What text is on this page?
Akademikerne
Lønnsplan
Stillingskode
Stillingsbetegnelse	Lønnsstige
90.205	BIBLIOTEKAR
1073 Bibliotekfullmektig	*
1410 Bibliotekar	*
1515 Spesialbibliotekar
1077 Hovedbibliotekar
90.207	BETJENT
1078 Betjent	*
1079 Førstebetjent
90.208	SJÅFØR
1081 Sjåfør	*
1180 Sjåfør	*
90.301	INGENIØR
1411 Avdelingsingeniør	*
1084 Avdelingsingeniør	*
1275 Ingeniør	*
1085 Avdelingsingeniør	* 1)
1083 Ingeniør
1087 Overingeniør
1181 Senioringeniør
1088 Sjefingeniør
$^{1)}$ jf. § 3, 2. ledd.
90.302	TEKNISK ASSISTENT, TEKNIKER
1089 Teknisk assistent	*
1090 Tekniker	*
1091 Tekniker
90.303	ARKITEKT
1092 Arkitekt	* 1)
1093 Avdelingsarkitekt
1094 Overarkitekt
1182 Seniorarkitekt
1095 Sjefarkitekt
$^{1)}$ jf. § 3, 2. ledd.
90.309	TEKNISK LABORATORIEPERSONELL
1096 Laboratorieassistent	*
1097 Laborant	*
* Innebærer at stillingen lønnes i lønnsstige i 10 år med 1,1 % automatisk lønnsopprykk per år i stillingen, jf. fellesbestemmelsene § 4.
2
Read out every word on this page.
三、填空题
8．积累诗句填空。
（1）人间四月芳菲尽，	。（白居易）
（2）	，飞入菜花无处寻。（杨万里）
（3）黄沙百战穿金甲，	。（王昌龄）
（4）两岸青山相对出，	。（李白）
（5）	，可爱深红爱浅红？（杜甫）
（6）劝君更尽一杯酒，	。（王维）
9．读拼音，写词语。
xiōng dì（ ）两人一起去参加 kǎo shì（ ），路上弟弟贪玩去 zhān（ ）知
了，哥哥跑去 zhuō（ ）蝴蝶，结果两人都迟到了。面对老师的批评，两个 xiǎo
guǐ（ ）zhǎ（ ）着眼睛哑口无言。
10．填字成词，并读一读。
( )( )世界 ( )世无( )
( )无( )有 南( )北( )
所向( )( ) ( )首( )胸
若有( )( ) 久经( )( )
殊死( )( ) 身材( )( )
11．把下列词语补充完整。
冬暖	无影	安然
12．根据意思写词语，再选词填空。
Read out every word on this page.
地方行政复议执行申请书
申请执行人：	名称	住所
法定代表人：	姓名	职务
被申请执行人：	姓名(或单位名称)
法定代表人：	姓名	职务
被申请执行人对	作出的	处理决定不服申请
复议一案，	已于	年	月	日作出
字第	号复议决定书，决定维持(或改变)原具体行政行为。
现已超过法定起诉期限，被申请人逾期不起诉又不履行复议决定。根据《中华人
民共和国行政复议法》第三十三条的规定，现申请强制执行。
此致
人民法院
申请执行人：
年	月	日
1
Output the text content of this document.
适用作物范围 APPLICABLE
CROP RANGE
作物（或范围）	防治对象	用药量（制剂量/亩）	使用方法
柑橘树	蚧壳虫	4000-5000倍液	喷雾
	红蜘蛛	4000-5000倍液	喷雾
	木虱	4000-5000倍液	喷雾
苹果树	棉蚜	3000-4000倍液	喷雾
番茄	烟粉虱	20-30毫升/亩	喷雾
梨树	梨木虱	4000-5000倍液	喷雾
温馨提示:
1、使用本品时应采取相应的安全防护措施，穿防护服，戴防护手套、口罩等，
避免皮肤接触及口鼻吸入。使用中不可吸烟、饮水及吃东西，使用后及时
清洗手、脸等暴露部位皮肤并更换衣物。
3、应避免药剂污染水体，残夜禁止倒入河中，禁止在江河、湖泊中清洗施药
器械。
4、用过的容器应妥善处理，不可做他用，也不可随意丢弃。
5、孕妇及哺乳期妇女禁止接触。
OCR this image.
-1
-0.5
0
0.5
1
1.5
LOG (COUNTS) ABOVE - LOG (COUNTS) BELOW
==============================
• _TASK TO COMPLETE_:
Retype the whole listing above exactly.

• _EXERCISE ANSWER_:
What text is on this page?
Akademikerne
Lønnsplan
Stillingskode
Stillingsbetegnelse	Lønnsstige
90.205	BIBLIOTEKAR
1073 Bibliotekfullmektig	*
1410 Bibliotekar	*
1515 Spesialbibliotekar
1077 Hovedbibliotekar
90.207	BETJENT
1078 Betjent	*
1079 Førstebetjent
90.208	SJÅFØR
1081 Sjåfør	*
1180 Sjåfør	*
90.301	INGENIØR
1411 Avdelingsingeniør	*
1084 Avdelingsingeniør	*
1275 Ingeniør	*
1085 Avdelingsingeniør	* 1)
1083 Ingeniør
1087 Overingeniør
1181 Senioringeniør
1088 Sjefingeniør
$^{1)}$ jf. § 3, 2. ledd.
90.302	TEKNISK ASSISTENT, TEKNIKER
1089 Teknisk assistent	*
1090 Tekniker	*
1091 Tekniker
90.303	ARKITEKT
1092 Arkitekt	* 1)
1093 Avdelingsarkitekt
1094 Overarkitekt
1182 Seniorarkitekt
1095 Sjefarkitekt
$^{1)}$ jf. § 3, 2. ledd.
90.309	TEKNISK LABORATORIEPERSONELL
1096 Laboratorieassistent	*
1097 Laborant	*
* Innebærer at stillingen lønnes i lønnsstige i 10 år med 1,1 % automatisk lønnsopprykk per år i stillingen, jf. fellesbestemmelsene § 4.
2
Read out every word on this page.
三、填空题
8．积累诗句填空。
（1）人间四月芳菲尽，	。（白居易）
（2）	，飞入菜花无处寻。（杨万里）
（3）黄沙百战穿金甲，	。（王昌龄）
（4）两岸青山相对出，	。（李白）
（5）	，可爱深红爱浅红？（杜甫）
（6）劝君更尽一杯酒，	。（王维）
9．读拼音，写词语。
xiōng dì（ ）两人一起去参加 kǎo shì（ ），路上弟弟贪玩去 zhān（ ）知
了，哥哥跑去 zhuō（ ）蝴蝶，结果两人都迟到了。面对老师的批评，两个 xiǎo
guǐ（ ）zhǎ（ ）着眼睛哑口无言。
10．填字成词，并读一读。
( )( )世界 ( )世无( )
( )无( )有 南( )北( )
所向( )( ) ( )首( )胸
若有( )( ) 久经( )( )
殊死( )( ) 身材( )( )
11．把下列词语补充完整。
冬暖	无影	安然
12．根据意思写词语，再选词填空。
Read out every word on this page.
地方行政复议执行申请书
申请执行人：	名称	住所
法定代表人：	姓名	职务
被申请执行人：	姓名(或单位名称)
法定代表人：	姓名	职务
被申请执行人对	作出的	处理决定不服申请
复议一案，	已于	年	月	日作出
字第	号复议决定书，决定维持(或改变)原具体行政行为。
现已超过法定起诉期限，被申请人逾期不起诉又不履行复议决定。根据《中华人
民共和国行政复议法》第三十三条的规定，现申请强制执行。
此致
人民法院
申请执行人：
年	月	日
1
Output the text content of this document.
适用作物范围 APPLICABLE
CROP RANGE
作物（或范围）	防治对象	用药量（制剂量/亩）	使用方法
柑橘树	蚧壳虫	4000-5000倍液	喷雾
	红蜘蛛	4000-5000倍液	喷雾
	木虱	4000-5000倍液	喷雾
苹果树	棉蚜	3000-4000倍液	喷雾
番茄	烟粉虱	20-30毫升/亩	喷雾
梨树	梨木虱	4000-5000倍液	喷雾
温馨提示:
1、使用本品时应采取相应的安全防护措施，穿防护服，戴防护手套、口罩等，
避免皮肤接触及口鼻吸入。使用中不可吸烟、饮水及吃东西，使用后及时
清洗手、脸等暴露部位皮肤并更换衣物。
3、应避免药剂污染水体，残夜禁止倒入河中，禁止在江河、湖泊中清洗施药
器械。
4、用过的容器应妥善处理，不可做他用，也不可随意丢弃。
5、孕妇及哺乳期妇女禁止接触。
OCR this image.
-1
-0.5
0
0.5
1
1.5
LOG (COUNTS) ABOVE - LOG (COUNTS) BELOW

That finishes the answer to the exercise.